Alıştırma Bölümleri:
**1.** Okuma metnindeki şu cümleyi İngilizceye çevirin: "Antalya 2. İdare Mahkemesinin 02/04/2021 tarih ve E:2021/369, K:2021/304 sayılı ısrar kararının temyizen incelenerek bozulması istenilmektedir."
**2.** Lütfen okuma metnini iki cümleyle özetleyin.
**3.** Okuma metnine göre aşağıdaki soruları cevaplayın:
(a) Bozulması istenen ısrar kararını hangi mahkeme vermiştir?
(b) Taşınmaz uygulama imar planında hangi alan olarak ayrılmıştır?
(c) Ödenmesi istenen tutar ne kadardır?

Okuma Metni:
KAR§I TARAF (DAVALI) : 

İSTEMİN KONUSU : Antalya 2. İdare Mahkemesinin 02/04/2021 tarih ve E:2021/369, K:2021/304 sayılı ısrar kararının temyizen incelenerek bozulması istenilmektedir.

YARGILAMA SÜRECi :

Dava Konusu İstem: Antalya İli, Konyaaltı İlçesi, Arapsuyu Mahallesi, … ada, … parsel sayılı taşınmazın, uygulama imar planında rekreasyon alanı olarak ayrılmasına rağmen, kullanım amacı doğrultusunda kamulaştırılmamasından kaynaklanan hukuki el atma nedeniyle, mülkiyet hakkının süresi belirsiz şekilde kısıtlandığından bahisle fazlaya ilişkin hakları saklı kalmak üzere taşınmazın değerine karşılık (ıslah ile) 2.562.274,56-TL'nin yasal faizi ile birlikte ödenmesine karar verilmesi istenilmiştir.

Gösterilen Malzeme:
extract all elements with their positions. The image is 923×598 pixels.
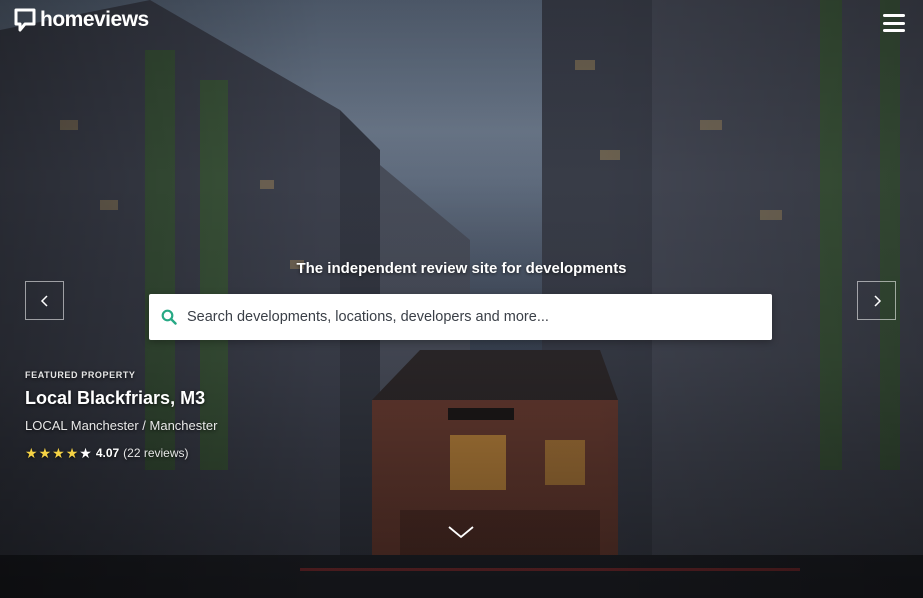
chevron-left-icon: [40, 294, 48, 307]
chevron-right-icon: [873, 294, 881, 307]
featured-rating: ★ ★ ★ ★ ★ 4.07 (22 reviews): [25, 446, 217, 460]
featured-developer-location[interactable]: LOCAL Manchester / Manchester: [25, 418, 217, 433]
star-icon: ★: [25, 445, 38, 461]
star-icon: ★: [79, 445, 92, 461]
featured-label: FEATURED PROPERTY: [25, 370, 136, 380]
star-icon: ★: [38, 445, 52, 461]
menu-line: [883, 14, 905, 17]
homeviews-speech-bubble-icon: [14, 8, 36, 32]
logo[interactable]: homeviews: [14, 8, 149, 32]
menu-line: [883, 29, 905, 32]
hamburger-menu-icon[interactable]: [883, 14, 905, 32]
carousel-prev-button[interactable]: [25, 281, 64, 320]
carousel-next-button[interactable]: [857, 281, 896, 320]
logo-text: homeviews: [40, 8, 149, 31]
search-bar[interactable]: [149, 294, 772, 340]
menu-line: [883, 21, 905, 25]
featured-property: FEATURED PROPERTY Local Blackfriars, M3 …: [25, 370, 217, 460]
featured-property-name[interactable]: Local Blackfriars, M3: [25, 388, 217, 409]
search-icon: [161, 309, 177, 325]
chevron-down-icon[interactable]: [447, 524, 475, 540]
star-rating: ★ ★ ★ ★ ★: [25, 446, 92, 460]
search-input[interactable]: [187, 294, 772, 340]
hero-tagline: The independent review site for developm…: [296, 260, 627, 277]
review-count[interactable]: (22 reviews): [123, 446, 188, 460]
star-icon: ★: [65, 445, 79, 461]
rating-score: 4.07: [95, 446, 120, 460]
star-icon: ★: [52, 445, 65, 461]
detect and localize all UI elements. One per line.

Soruların Cevapları:
**1.** It is requested that the insistence decision of the Antalya 2nd Administrative Court dated 02/04/2021 and numbered E:2021/369, K:2021/304 be examined on appeal and reversed.

**2.** Okuma metninde, Antalya 2. İdare Mahkemesinin 02/04/2021 tarihli ısrar kararının temyiz incelemesiyle bozulması istenmektedir. Davada, Konyaaltı'nda uygulama imar planında rekreasyon alanına ayrılıp kamulaştırılmayan bir taşınmaz için mülkiyet hakkının süresi belirsiz şekilde kısıtlandığı ileri sürülerek 2.562.274,56 TL'nin yasal faiziyle birlikte ödenmesi talep edilmiştir.

**3.**
(a) Antalya 2. İdare Mahkemesi.
(b) Rekreasyon alanı.
(c) 2.562.274,56 TL, yasal faiziyle birlikte.